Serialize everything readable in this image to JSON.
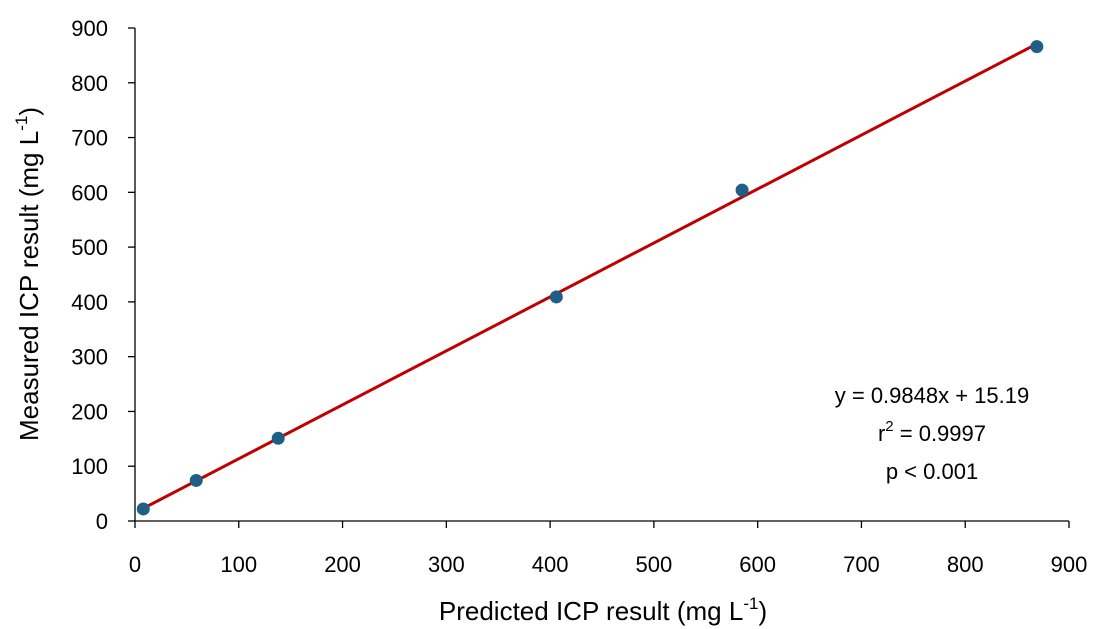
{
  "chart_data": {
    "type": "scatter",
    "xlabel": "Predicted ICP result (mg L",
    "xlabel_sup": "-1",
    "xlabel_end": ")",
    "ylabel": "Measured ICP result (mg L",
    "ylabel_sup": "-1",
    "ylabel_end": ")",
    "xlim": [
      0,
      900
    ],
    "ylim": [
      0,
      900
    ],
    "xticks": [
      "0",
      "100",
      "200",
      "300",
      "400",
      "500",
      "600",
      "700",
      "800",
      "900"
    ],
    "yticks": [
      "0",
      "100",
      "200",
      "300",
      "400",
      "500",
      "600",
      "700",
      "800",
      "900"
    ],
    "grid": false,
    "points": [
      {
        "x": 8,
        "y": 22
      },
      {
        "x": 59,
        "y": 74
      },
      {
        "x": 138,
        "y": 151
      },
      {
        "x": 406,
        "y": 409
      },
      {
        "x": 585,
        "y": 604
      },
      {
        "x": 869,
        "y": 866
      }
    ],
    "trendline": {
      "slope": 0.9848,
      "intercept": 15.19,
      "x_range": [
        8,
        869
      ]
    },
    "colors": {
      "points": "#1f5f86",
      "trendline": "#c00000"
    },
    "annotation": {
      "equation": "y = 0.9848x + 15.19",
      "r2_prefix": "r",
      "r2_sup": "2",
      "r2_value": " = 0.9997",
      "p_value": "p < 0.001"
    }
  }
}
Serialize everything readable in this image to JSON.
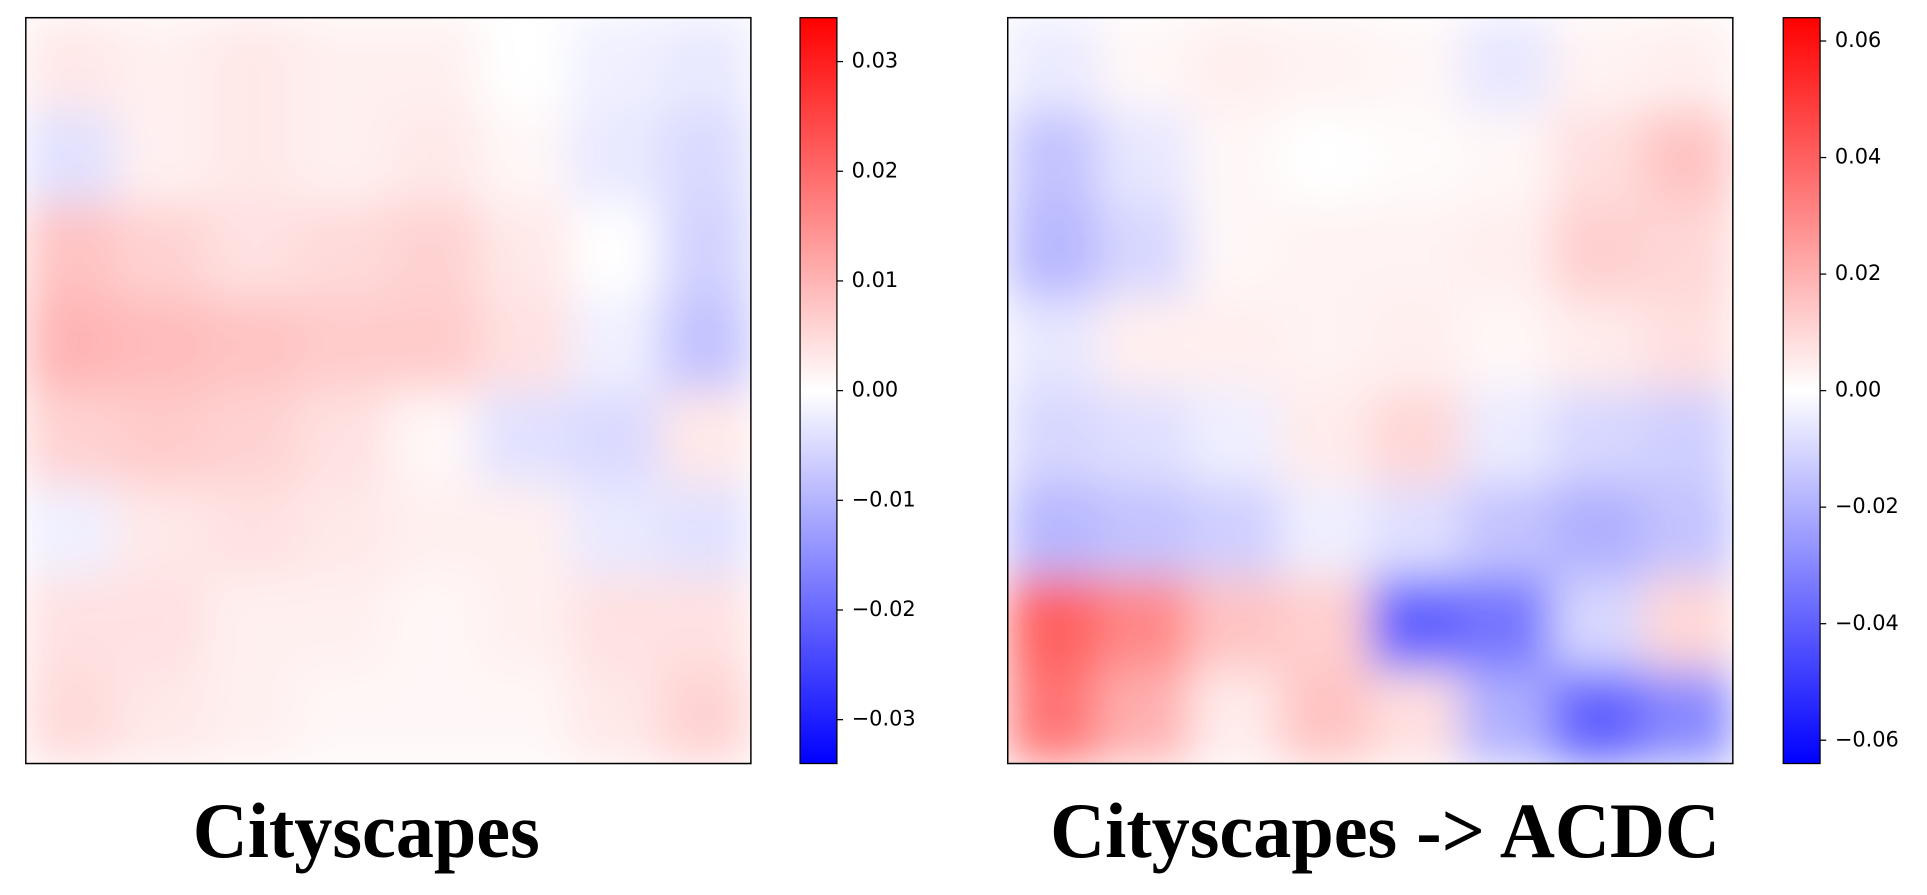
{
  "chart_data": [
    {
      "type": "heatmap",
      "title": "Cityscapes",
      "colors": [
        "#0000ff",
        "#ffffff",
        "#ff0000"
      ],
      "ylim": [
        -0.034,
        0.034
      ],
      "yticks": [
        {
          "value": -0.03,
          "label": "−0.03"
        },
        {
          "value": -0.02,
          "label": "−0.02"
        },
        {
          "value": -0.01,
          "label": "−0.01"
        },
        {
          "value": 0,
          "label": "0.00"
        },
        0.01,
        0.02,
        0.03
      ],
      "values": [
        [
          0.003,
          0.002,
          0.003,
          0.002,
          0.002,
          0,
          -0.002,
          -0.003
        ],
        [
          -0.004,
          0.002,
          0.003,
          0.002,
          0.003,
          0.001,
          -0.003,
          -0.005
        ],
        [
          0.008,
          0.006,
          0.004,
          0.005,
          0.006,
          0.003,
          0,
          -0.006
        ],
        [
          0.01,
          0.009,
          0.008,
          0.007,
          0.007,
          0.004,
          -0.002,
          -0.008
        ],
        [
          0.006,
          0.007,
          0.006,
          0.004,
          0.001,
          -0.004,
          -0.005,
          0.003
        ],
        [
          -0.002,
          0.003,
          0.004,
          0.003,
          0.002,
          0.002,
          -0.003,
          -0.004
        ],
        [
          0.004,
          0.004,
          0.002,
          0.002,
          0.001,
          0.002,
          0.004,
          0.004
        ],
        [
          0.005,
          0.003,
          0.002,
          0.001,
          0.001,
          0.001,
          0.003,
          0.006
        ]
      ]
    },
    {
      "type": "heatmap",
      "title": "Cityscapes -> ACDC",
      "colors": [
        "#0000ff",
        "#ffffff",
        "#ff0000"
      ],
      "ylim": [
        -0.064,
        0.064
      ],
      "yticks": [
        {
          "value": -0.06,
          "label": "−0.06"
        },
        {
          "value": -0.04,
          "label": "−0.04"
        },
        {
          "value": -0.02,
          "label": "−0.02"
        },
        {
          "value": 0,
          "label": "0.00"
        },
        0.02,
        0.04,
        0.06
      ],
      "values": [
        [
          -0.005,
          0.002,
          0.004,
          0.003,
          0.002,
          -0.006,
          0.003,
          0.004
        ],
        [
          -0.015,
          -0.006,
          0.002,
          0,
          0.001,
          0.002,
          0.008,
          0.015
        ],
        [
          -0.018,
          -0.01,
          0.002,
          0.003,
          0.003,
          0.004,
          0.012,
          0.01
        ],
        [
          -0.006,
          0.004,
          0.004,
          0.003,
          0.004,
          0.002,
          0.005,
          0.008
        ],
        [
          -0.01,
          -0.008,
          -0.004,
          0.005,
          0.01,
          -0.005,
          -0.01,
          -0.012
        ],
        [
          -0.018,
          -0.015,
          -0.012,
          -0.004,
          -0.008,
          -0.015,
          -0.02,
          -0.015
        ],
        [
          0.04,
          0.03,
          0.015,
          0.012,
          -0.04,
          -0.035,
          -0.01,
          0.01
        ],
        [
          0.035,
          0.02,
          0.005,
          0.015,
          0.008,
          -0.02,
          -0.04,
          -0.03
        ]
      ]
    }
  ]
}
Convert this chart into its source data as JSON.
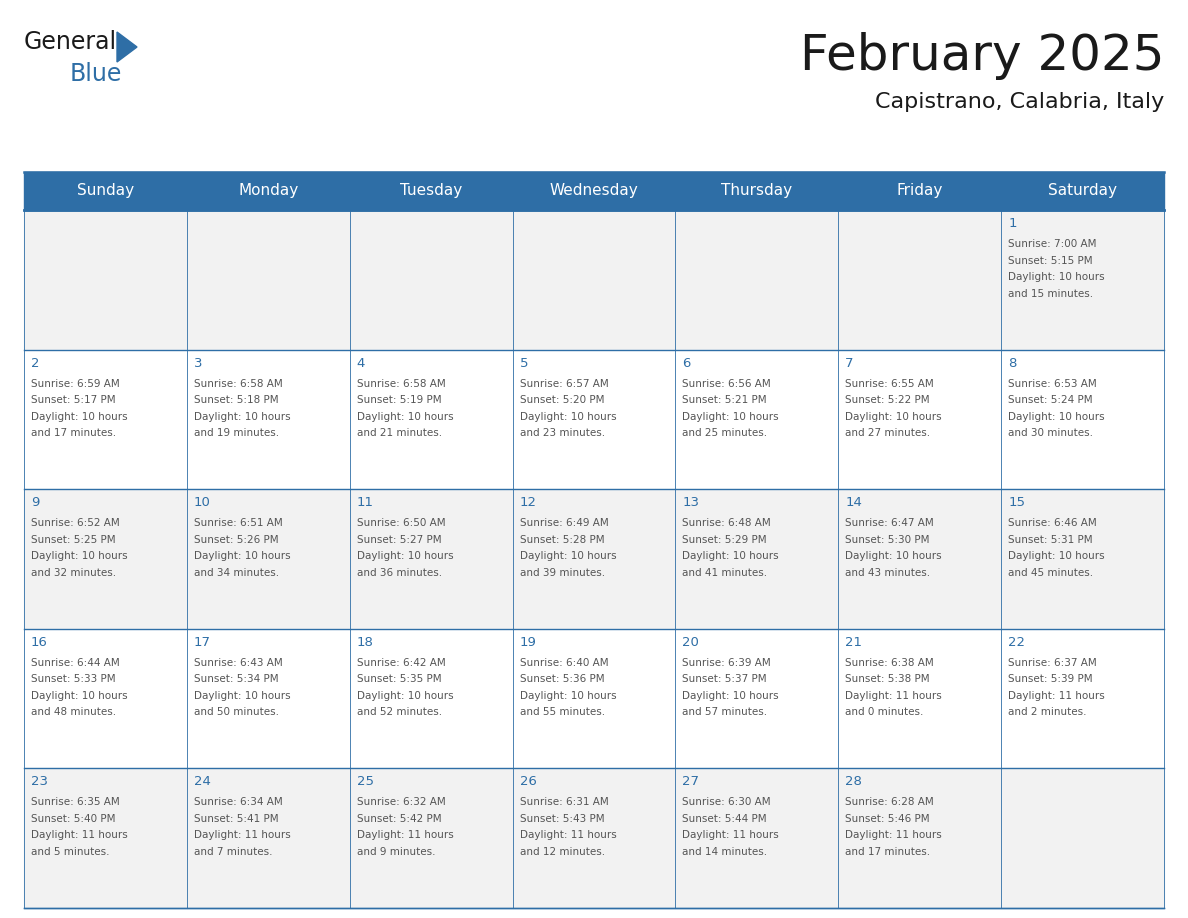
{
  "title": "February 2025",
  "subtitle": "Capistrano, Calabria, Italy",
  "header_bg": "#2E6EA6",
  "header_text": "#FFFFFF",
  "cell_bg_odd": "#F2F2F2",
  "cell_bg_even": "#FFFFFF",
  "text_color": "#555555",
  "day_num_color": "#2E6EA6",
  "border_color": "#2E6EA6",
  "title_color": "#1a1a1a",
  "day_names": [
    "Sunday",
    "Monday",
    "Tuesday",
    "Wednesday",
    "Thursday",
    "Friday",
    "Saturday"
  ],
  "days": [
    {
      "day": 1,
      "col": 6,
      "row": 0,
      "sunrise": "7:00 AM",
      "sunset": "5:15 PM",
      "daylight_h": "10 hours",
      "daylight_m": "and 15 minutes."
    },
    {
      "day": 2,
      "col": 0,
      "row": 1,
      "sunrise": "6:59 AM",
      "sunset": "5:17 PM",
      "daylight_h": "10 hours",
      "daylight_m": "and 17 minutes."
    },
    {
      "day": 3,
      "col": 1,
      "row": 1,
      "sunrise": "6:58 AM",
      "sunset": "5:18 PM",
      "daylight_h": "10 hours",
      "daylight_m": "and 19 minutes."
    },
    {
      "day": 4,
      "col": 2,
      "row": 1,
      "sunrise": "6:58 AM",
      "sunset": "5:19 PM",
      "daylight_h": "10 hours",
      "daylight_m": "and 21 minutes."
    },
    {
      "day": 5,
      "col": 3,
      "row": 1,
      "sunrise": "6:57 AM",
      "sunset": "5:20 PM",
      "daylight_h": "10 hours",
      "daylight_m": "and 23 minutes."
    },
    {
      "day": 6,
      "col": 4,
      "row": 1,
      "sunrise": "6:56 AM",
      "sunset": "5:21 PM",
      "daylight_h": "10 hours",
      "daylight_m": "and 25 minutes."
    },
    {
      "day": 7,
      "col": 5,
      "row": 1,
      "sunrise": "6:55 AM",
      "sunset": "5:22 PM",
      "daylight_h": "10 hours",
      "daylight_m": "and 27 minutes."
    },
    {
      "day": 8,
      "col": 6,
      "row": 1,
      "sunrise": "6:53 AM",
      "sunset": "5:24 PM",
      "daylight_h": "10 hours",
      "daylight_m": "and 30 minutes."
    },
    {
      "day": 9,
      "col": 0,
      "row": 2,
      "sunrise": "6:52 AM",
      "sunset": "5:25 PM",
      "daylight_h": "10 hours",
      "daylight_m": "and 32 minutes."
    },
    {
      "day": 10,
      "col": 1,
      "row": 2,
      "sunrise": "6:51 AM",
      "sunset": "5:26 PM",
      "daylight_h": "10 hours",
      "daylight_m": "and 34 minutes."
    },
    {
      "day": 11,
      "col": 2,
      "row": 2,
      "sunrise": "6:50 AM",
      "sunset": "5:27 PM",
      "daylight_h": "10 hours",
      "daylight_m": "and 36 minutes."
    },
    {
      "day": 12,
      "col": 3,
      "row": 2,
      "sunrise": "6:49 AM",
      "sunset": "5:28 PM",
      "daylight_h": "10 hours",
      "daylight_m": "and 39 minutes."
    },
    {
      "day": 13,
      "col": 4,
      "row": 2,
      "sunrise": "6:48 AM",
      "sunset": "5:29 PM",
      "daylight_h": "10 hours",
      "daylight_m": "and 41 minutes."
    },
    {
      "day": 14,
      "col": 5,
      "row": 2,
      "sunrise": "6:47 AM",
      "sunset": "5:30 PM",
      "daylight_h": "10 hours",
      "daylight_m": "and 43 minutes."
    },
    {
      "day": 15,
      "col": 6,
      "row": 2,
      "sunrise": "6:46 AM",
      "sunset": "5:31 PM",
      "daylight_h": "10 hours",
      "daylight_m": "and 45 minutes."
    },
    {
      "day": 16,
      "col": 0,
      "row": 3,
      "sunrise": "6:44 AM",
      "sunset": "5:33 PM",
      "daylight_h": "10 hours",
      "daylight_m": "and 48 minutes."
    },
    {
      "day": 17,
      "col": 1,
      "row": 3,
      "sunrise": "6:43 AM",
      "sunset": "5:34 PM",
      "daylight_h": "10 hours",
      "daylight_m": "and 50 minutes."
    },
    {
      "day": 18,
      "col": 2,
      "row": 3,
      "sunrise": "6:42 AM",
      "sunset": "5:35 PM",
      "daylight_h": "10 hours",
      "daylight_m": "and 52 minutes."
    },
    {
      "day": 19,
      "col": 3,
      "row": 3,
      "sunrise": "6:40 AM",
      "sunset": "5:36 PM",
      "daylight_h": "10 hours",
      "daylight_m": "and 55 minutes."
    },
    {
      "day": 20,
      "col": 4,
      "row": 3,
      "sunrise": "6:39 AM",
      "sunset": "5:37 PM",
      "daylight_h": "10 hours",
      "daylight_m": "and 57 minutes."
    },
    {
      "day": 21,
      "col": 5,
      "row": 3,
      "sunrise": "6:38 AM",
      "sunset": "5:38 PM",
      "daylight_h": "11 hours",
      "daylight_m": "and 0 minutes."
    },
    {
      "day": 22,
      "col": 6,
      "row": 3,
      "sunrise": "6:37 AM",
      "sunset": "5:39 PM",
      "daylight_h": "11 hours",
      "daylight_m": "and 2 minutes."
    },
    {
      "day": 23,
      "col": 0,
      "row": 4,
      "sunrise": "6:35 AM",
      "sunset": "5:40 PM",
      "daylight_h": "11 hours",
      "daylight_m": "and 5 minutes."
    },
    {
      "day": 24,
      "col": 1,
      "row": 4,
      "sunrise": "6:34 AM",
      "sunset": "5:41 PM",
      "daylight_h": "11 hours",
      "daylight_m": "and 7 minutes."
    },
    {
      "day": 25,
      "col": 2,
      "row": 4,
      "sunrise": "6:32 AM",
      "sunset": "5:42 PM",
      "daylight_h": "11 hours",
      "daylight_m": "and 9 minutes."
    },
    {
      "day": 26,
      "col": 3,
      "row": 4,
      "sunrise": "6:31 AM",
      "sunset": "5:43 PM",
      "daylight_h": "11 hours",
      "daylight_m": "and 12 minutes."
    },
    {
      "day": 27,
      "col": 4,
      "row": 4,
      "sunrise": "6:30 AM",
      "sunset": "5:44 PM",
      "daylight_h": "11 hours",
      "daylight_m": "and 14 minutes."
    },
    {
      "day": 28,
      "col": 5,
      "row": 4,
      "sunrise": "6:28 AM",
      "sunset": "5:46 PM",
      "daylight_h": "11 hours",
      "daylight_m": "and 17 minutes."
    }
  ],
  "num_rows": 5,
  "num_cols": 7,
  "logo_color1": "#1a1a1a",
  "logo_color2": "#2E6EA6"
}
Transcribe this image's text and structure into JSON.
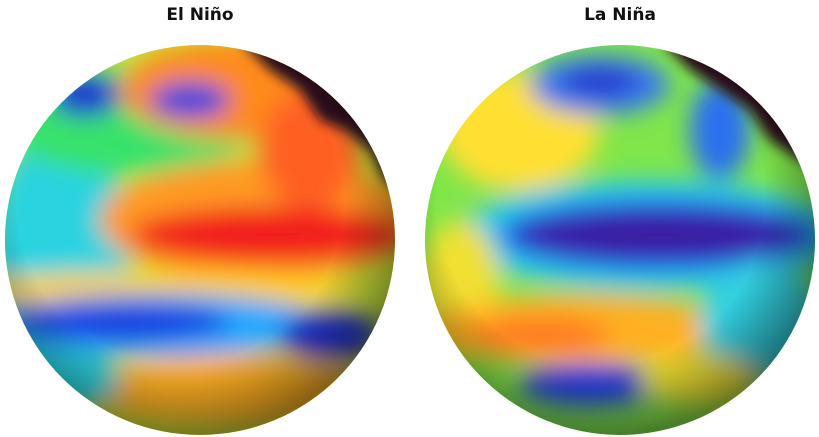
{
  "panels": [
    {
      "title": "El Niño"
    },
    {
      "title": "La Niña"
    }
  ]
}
::::::
Your output should consist solely of the lines from the line containing "Transcribe this image's" through the last line of the entries, verbatim, minus any pictures.

Transcribe this image's text and structure into JSON.
{
  "panels": [
    {
      "title": "El Niño"
    },
    {
      "title": "La Niña"
    }
  ]
}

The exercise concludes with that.